Set problem –
Extract every line of the material that holds the string "teaspoons".

Dataset entries:
· · · · · · ·
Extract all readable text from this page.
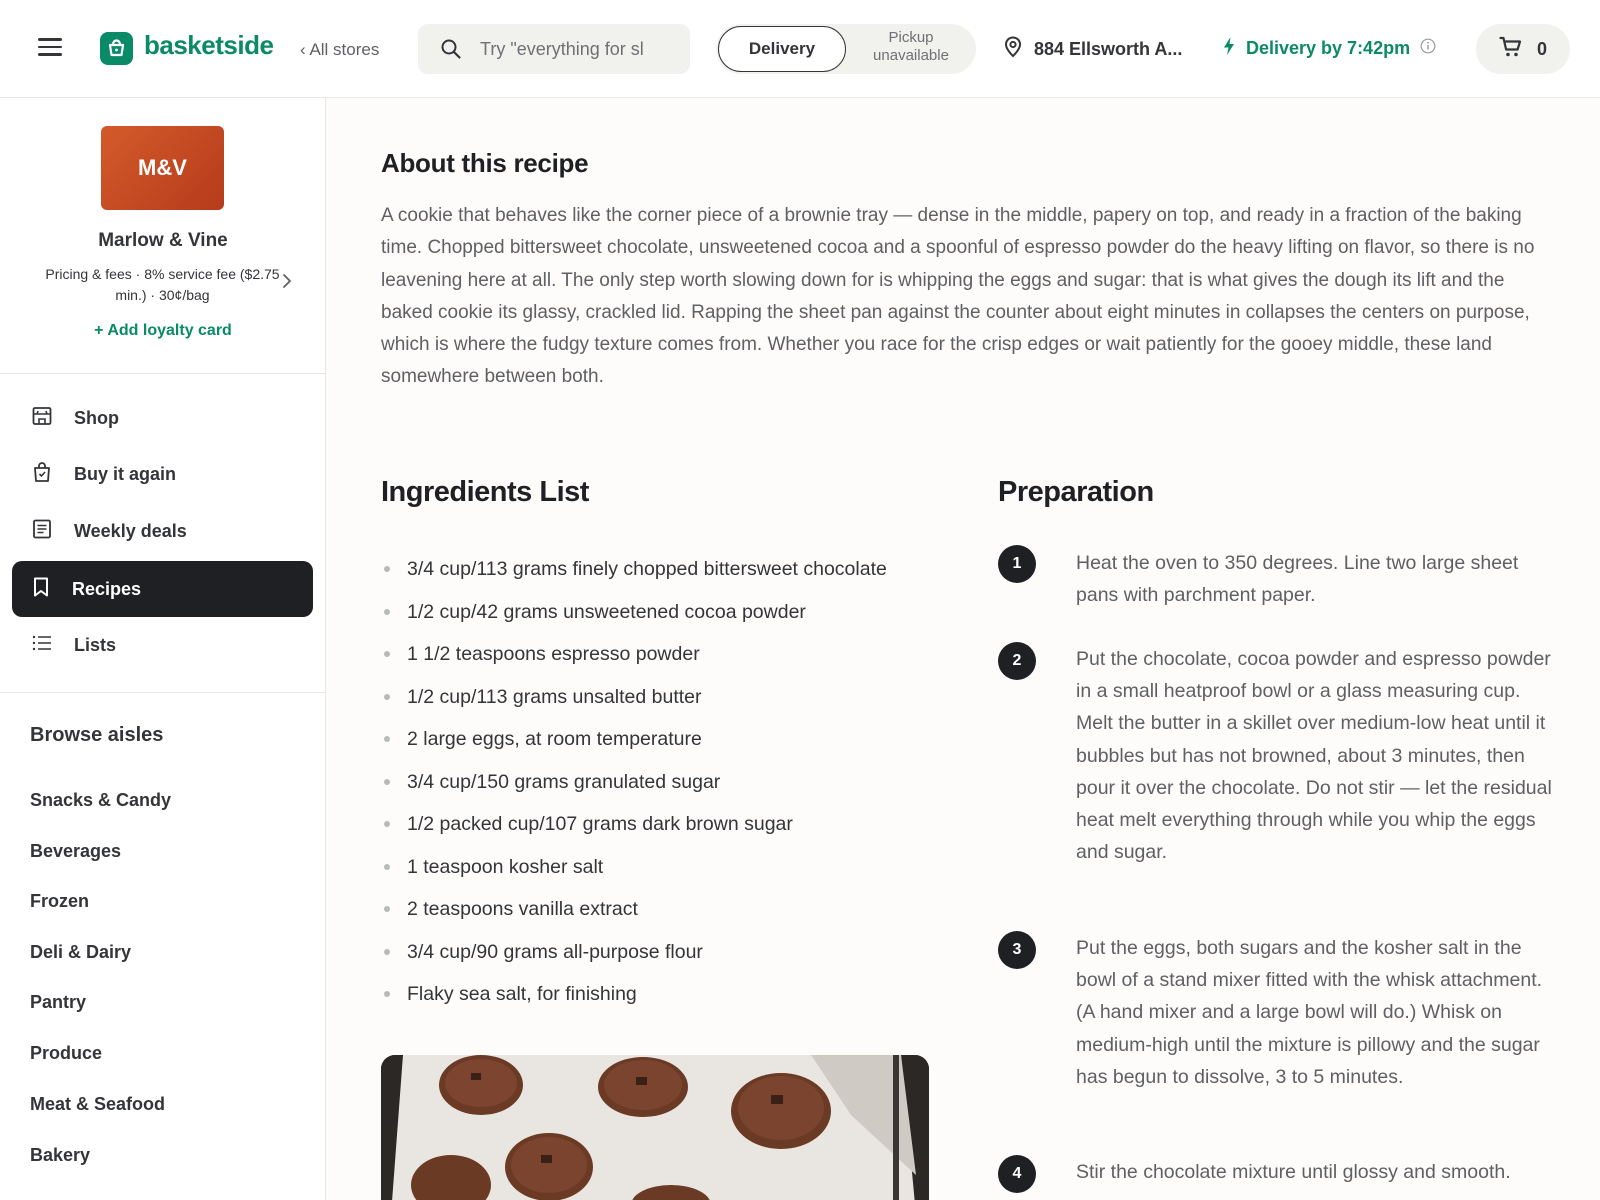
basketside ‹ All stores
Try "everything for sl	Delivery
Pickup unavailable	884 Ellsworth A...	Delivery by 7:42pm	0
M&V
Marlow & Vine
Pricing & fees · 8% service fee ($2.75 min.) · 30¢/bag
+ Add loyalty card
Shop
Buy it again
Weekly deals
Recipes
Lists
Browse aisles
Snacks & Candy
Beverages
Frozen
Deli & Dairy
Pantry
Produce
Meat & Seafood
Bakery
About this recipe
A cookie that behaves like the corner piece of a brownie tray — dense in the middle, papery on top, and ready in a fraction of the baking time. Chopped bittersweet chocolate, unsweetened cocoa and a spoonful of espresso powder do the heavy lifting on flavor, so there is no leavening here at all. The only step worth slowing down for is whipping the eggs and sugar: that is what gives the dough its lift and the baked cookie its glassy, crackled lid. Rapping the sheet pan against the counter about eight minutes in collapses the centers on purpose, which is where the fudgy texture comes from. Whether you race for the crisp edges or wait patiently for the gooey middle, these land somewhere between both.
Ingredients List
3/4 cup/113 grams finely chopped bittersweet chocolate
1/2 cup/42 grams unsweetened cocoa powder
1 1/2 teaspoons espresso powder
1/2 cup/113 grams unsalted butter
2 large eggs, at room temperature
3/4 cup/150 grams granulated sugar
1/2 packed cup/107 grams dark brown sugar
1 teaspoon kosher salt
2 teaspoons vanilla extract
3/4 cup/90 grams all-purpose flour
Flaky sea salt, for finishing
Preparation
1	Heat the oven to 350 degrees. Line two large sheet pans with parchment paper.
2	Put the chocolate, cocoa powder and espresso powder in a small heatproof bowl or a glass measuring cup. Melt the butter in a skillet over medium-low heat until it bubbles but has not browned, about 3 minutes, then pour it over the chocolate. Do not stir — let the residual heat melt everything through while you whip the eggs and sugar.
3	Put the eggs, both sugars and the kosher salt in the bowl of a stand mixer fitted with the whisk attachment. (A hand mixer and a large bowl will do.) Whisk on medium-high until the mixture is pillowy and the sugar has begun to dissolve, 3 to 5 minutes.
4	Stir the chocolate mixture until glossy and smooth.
· · · · · · ·
Finished answer –
1 1/2 teaspoons espresso powder
2 teaspoons vanilla extract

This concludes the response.